Layout annotation data
_ _ _ _
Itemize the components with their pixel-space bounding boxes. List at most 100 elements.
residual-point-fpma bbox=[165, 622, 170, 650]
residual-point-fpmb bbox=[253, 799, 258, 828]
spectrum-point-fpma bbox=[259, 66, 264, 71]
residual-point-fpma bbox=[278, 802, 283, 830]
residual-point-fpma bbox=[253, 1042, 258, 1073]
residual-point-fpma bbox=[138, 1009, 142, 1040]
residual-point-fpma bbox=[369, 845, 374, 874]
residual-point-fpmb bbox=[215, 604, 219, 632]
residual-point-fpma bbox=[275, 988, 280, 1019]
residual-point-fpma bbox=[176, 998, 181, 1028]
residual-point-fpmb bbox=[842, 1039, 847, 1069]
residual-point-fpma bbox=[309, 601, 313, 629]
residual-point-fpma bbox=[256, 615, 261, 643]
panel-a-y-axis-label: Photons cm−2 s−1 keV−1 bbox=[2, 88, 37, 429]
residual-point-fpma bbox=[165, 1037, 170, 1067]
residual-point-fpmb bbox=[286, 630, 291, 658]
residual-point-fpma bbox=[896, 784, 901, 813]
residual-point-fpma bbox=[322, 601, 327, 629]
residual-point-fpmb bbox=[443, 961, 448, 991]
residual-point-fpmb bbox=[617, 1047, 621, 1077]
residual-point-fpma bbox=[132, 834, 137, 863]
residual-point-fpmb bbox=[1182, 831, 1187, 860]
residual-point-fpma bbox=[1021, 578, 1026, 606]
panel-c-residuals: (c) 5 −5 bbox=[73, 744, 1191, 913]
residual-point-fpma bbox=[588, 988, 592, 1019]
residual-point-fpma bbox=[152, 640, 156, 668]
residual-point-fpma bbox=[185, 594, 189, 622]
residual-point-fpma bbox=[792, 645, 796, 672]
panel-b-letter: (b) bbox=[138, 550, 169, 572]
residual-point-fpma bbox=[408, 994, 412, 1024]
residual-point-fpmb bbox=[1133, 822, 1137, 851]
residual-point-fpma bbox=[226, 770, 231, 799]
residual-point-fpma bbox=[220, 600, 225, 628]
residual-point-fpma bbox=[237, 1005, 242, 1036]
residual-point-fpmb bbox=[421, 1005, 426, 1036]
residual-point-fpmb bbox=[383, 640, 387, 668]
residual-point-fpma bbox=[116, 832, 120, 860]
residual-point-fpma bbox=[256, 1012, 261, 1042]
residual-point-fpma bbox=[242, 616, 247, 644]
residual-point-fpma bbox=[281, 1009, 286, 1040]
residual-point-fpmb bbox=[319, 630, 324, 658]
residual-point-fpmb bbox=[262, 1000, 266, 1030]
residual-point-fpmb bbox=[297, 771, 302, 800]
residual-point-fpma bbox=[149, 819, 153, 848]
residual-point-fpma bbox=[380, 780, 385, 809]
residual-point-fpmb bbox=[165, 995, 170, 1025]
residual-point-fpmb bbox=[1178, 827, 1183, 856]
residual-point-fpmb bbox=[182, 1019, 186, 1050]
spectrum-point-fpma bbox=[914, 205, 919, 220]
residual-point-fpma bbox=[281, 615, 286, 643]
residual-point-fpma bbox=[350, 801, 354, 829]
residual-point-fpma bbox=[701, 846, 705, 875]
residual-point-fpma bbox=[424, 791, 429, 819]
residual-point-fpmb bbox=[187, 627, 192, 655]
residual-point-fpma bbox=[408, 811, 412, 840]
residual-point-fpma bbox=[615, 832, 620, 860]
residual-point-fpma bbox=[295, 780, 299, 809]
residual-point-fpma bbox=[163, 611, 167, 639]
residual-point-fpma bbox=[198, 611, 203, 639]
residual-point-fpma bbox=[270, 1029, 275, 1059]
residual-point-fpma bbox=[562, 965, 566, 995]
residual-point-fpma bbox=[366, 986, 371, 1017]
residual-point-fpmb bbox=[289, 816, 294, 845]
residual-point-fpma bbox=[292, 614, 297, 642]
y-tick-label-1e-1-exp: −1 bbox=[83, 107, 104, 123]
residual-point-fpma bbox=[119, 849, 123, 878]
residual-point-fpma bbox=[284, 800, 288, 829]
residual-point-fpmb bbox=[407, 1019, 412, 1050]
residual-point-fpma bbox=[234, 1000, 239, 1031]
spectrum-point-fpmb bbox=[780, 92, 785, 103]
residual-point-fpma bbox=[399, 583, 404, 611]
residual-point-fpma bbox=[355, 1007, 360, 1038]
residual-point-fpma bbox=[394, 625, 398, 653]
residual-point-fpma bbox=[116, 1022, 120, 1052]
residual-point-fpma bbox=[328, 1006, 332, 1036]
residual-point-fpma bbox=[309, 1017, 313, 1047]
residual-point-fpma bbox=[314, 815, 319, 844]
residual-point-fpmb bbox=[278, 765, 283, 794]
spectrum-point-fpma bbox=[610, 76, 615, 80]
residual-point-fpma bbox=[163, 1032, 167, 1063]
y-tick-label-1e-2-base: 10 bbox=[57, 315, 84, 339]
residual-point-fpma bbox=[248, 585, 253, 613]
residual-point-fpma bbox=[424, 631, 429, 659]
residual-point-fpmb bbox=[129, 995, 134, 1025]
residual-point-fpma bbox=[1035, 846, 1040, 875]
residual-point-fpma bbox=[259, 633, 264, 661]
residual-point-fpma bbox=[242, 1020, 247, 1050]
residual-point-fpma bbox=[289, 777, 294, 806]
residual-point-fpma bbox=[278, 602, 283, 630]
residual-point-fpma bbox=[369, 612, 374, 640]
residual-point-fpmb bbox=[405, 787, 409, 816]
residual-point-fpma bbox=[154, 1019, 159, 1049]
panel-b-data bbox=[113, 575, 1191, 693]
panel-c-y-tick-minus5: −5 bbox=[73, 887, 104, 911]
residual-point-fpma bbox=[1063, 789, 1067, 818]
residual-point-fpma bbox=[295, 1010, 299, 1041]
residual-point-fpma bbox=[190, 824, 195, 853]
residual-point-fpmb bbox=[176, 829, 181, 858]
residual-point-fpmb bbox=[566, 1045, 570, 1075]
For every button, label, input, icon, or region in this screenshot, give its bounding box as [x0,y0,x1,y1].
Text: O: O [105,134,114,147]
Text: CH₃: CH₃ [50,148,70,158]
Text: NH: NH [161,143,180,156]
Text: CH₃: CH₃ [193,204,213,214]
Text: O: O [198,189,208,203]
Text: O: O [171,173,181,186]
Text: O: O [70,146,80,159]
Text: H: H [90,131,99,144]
_ _ _ _
▶ **WRITTEN PROBLEM**
Put the lines of all the items above into a Markdown table with the columns "No." and "Text", numbering each row and leaving out blank lines.

▶ **SOLUTION**
| No. | Text |
|---|---|
| 1 | Itemize the components with their pixel-space bounding boxes. List at most 100 elements. |
| 2 | residual-point-fpma bbox=[165, 622, 170, 650] |
| 3 | residual-point-fpmb bbox=[253, 799, 258, 828] |
| 4 | spectrum-point-fpma bbox=[259, 66, 264, 71] |
| 5 | residual-point-fpma bbox=[278, 802, 283, 830] |
| 6 | residual-point-fpma bbox=[253, 1042, 258, 1073] |
| 7 | residual-point-fpma bbox=[138, 1009, 142, 1040] |
| 8 | residual-point-fpma bbox=[369, 845, 374, 874] |
| 9 | residual-point-fpmb bbox=[215, 604, 219, 632] |
| 10 | residual-point-fpma bbox=[275, 988, 280, 1019] |
| 11 | residual-point-fpma bbox=[176, 998, 181, 1028] |
| 12 | residual-point-fpmb bbox=[842, 1039, 847, 1069] |
| 13 | residual-point-fpma bbox=[309, 601, 313, 629] |
| 14 | residual-point-fpma bbox=[256, 615, 261, 643] |
| 15 | panel-a-y-axis-label: Photons cm−2 s−1 keV−1 bbox=[2, 88, 37, 429] |
| 16 | residual-point-fpma bbox=[165, 1037, 170, 1067] |
| 17 | residual-point-fpmb bbox=[286, 630, 291, 658] |
| 18 | residual-point-fpma bbox=[896, 784, 901, 813] |
| 19 | residual-point-fpma bbox=[322, 601, 327, 629] |
| 20 | residual-point-fpmb bbox=[443, 961, 448, 991] |
| 21 | residual-point-fpmb bbox=[617, 1047, 621, 1077] |
| 22 | residual-point-fpma bbox=[132, 834, 137, 863] |
| 23 | residual-point-fpmb bbox=[1182, 831, 1187, 860] |
| 24 | residual-point-fpma bbox=[1021, 578, 1026, 606] |
| 25 | panel-c-residuals: (c) 5 −5 bbox=[73, 744, 1191, 913] |
| 26 | residual-point-fpma bbox=[588, 988, 592, 1019] |
| 27 | residual-point-fpma bbox=[152, 640, 156, 668] |
| 28 | residual-point-fpma bbox=[185, 594, 189, 622] |
| 29 | residual-point-fpma bbox=[792, 645, 796, 672] |
| 30 | panel-b-letter: (b) bbox=[138, 550, 169, 572] |
| 31 | residual-point-fpma bbox=[408, 994, 412, 1024] |
| 32 | residual-point-fpmb bbox=[1133, 822, 1137, 851] |
| 33 | residual-point-fpma bbox=[226, 770, 231, 799] |
| 34 | residual-point-fpma bbox=[220, 600, 225, 628] |
| 35 | residual-point-fpma bbox=[237, 1005, 242, 1036] |
| 36 | residual-point-fpmb bbox=[421, 1005, 426, 1036] |
| 37 | residual-point-fpmb bbox=[383, 640, 387, 668] |
| 38 | residual-point-fpma bbox=[116, 832, 120, 860] |
| 39 | residual-point-fpma bbox=[256, 1012, 261, 1042] |
| 40 | residual-point-fpma bbox=[242, 616, 247, 644] |
| 41 | residual-point-fpma bbox=[281, 1009, 286, 1040] |
| 42 | residual-point-fpmb bbox=[319, 630, 324, 658] |
| 43 | residual-point-fpmb bbox=[262, 1000, 266, 1030] |
| 44 | residual-point-fpmb bbox=[297, 771, 302, 800] |
| 45 | residual-point-fpma bbox=[149, 819, 153, 848] |
| 46 | residual-point-fpma bbox=[380, 780, 385, 809] |
| 47 | residual-point-fpmb bbox=[165, 995, 170, 1025] |
| 48 | residual-point-fpmb bbox=[1178, 827, 1183, 856] |
| 49 | residual-point-fpmb bbox=[182, 1019, 186, 1050] |
| 50 | spectrum-point-fpma bbox=[914, 205, 919, 220] |
| 51 | residual-point-fpma bbox=[281, 615, 286, 643] |
| 52 | residual-point-fpma bbox=[350, 801, 354, 829] |
| 53 | residual-point-fpma bbox=[701, 846, 705, 875] |
| 54 | residual-point-fpma bbox=[424, 791, 429, 819] |
| 55 | residual-point-fpmb bbox=[187, 627, 192, 655] |
| 56 | residual-point-fpma bbox=[408, 811, 412, 840] |
| 57 | residual-point-fpma bbox=[615, 832, 620, 860] |
| 58 | residual-point-fpma bbox=[295, 780, 299, 809] |
| 59 | residual-point-fpma bbox=[163, 611, 167, 639] |
| 60 | residual-point-fpma bbox=[198, 611, 203, 639] |
| 61 | residual-point-fpma bbox=[270, 1029, 275, 1059] |
| 62 | residual-point-fpma bbox=[562, 965, 566, 995] |
| 63 | residual-point-fpma bbox=[366, 986, 371, 1017] |
| 64 | residual-point-fpmb bbox=[289, 816, 294, 845] |
| 65 | residual-point-fpma bbox=[292, 614, 297, 642] |
| 66 | y-tick-label-1e-1-exp: −1 bbox=[83, 107, 104, 123] |
| 67 | residual-point-fpma bbox=[119, 849, 123, 878] |
| 68 | residual-point-fpma bbox=[284, 800, 288, 829] |
| 69 | residual-point-fpmb bbox=[407, 1019, 412, 1050] |
| 70 | residual-point-fpma bbox=[234, 1000, 239, 1031] |
| 71 | spectrum-point-fpmb bbox=[780, 92, 785, 103] |
| 72 | residual-point-fpma bbox=[399, 583, 404, 611] |
| 73 | residual-point-fpma bbox=[355, 1007, 360, 1038] |
| 74 | residual-point-fpma bbox=[394, 625, 398, 653] |
| 75 | residual-point-fpma bbox=[116, 1022, 120, 1052] |
| 76 | residual-point-fpma bbox=[328, 1006, 332, 1036] |
| 77 | residual-point-fpma bbox=[309, 1017, 313, 1047] |
| 78 | residual-point-fpma bbox=[314, 815, 319, 844] |
| 79 | residual-point-fpmb bbox=[278, 765, 283, 794] |
| 80 | spectrum-point-fpma bbox=[610, 76, 615, 80] |
| 81 | residual-point-fpma bbox=[163, 1032, 167, 1063] |
| 82 | y-tick-label-1e-2-base: 10 bbox=[57, 315, 84, 339] |
| 83 | residual-point-fpma bbox=[248, 585, 253, 613] |
| 84 | residual-point-fpma bbox=[424, 631, 429, 659] |
| 85 | residual-point-fpmb bbox=[129, 995, 134, 1025] |
| 86 | residual-point-fpma bbox=[1035, 846, 1040, 875] |
| 87 | residual-point-fpma bbox=[259, 633, 264, 661] |
| 88 | residual-point-fpma bbox=[242, 1020, 247, 1050] |
| 89 | residual-point-fpma bbox=[289, 777, 294, 806] |
| 90 | residual-point-fpma bbox=[278, 602, 283, 630] |
| 91 | residual-point-fpma bbox=[369, 612, 374, 640] |
| 92 | residual-point-fpmb bbox=[405, 787, 409, 816] |
| 93 | residual-point-fpma bbox=[154, 1019, 159, 1049] |
| 94 | panel-b-data bbox=[113, 575, 1191, 693] |
| 95 | panel-c-y-tick-minus5: −5 bbox=[73, 887, 104, 911] |
| 96 | residual-point-fpma bbox=[1063, 789, 1067, 818] |
| 97 | residual-point-fpma bbox=[295, 1010, 299, 1041] |
| 98 | residual-point-fpma bbox=[190, 824, 195, 853] |
| 99 | residual-point-fpmb bbox=[176, 829, 181, 858] |
| 100 | residual-point-fpmb bbox=[566, 1045, 570, 1075] |
| 101 | For every button, label, input, icon, or region in this screenshot, give its bounding box as [x0,y0,x1,y1]. |
| 102 | Text: O: O [105,134,114,147] |
| 103 | Text: CH₃: CH₃ [50,148,70,158] |
| 104 | Text: NH: NH [161,143,180,156] |
| 105 | Text: CH₃: CH₃ [193,204,213,214] |
| 106 | Text: O: O [198,189,208,203] |
| 107 | Text: O: O [171,173,181,186] |
| 108 | Text: O: O [70,146,80,159] |
| 109 | Text: H: H [90,131,99,144] |